• LISTING:
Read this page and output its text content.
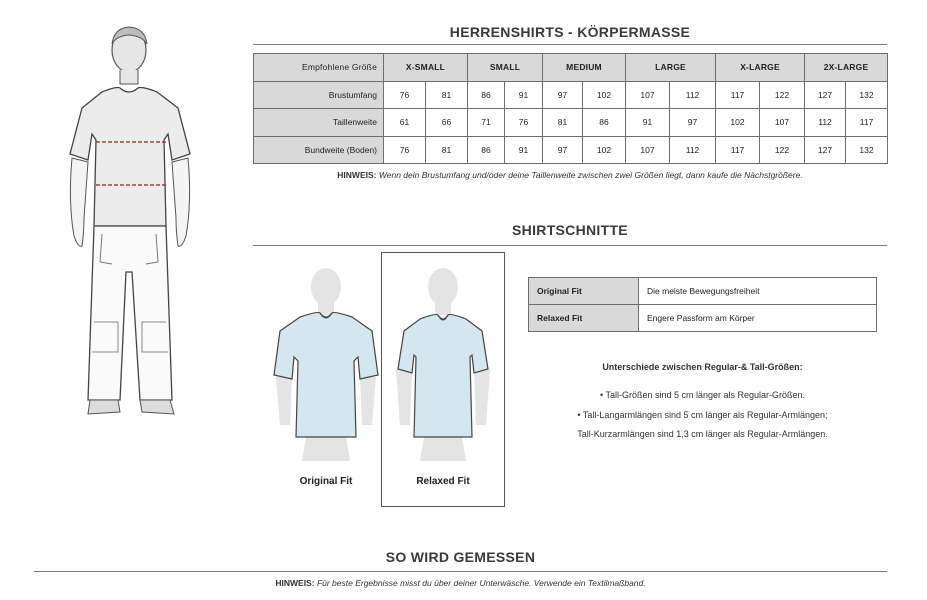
HERRENSHIRTS - KÖRPERMASSE
Empfohlene Größe	X-SMALL		SMALL		MEDIUM		LARGE		X-LARGE		2X-LARGE	
Brustumfang	76	81	86	91	97	102	107	112	117	122	127	132
Taillenweite	61	66	71	76	81	86	91	97	102	107	112	117
Bundweite (Boden)	76	81	86	91	97	102	107	112	117	122	127	132
HINWEIS: Wenn dein Brustumfang und/oder deine Taillenweite zwischen zwei Größen liegt, dann kaufe die Nächstgrößere.
SHIRTSCHNITTE
Original Fit	Relaxed Fit
Original Fit	Die meiste Bewegungsfreiheit
Relaxed Fit	Engere Passform am Körper
Unterschiede zwischen Regular-& Tall-Größen:
• Tall-Größen sind 5 cm länger als Regular-Größen.
• Tall-Langarmlängen sind 5 cm länger als Regular-Armlängen;
Tall-Kurzarmlängen sind 1,3 cm länger als Regular-Armlängen.
SO WIRD GEMESSEN
HINWEIS: Für beste Ergebnisse misst du über deiner Unterwäsche. Verwende ein Textilmaßband.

• AIM OF THE TASK: Reproduce all entries without any change, and omit the pictures.

• RESPONSE TO THIS TASK:
Read this page and output its text content.
HERRENSHIRTS - KÖRPERMASSE
Empfohlene Größe	X-SMALL		SMALL		MEDIUM		LARGE		X-LARGE		2X-LARGE	
Brustumfang	76	81	86	91	97	102	107	112	117	122	127	132
Taillenweite	61	66	71	76	81	86	91	97	102	107	112	117
Bundweite (Boden)	76	81	86	91	97	102	107	112	117	122	127	132
HINWEIS: Wenn dein Brustumfang und/oder deine Taillenweite zwischen zwei Größen liegt, dann kaufe die Nächstgrößere.
SHIRTSCHNITTE
Original Fit	Relaxed Fit
Original Fit	Die meiste Bewegungsfreiheit
Relaxed Fit	Engere Passform am Körper
Unterschiede zwischen Regular-& Tall-Größen:
• Tall-Größen sind 5 cm länger als Regular-Größen.
• Tall-Langarmlängen sind 5 cm länger als Regular-Armlängen;
Tall-Kurzarmlängen sind 1,3 cm länger als Regular-Armlängen.
SO WIRD GEMESSEN
HINWEIS: Für beste Ergebnisse misst du über deiner Unterwäsche. Verwende ein Textilmaßband.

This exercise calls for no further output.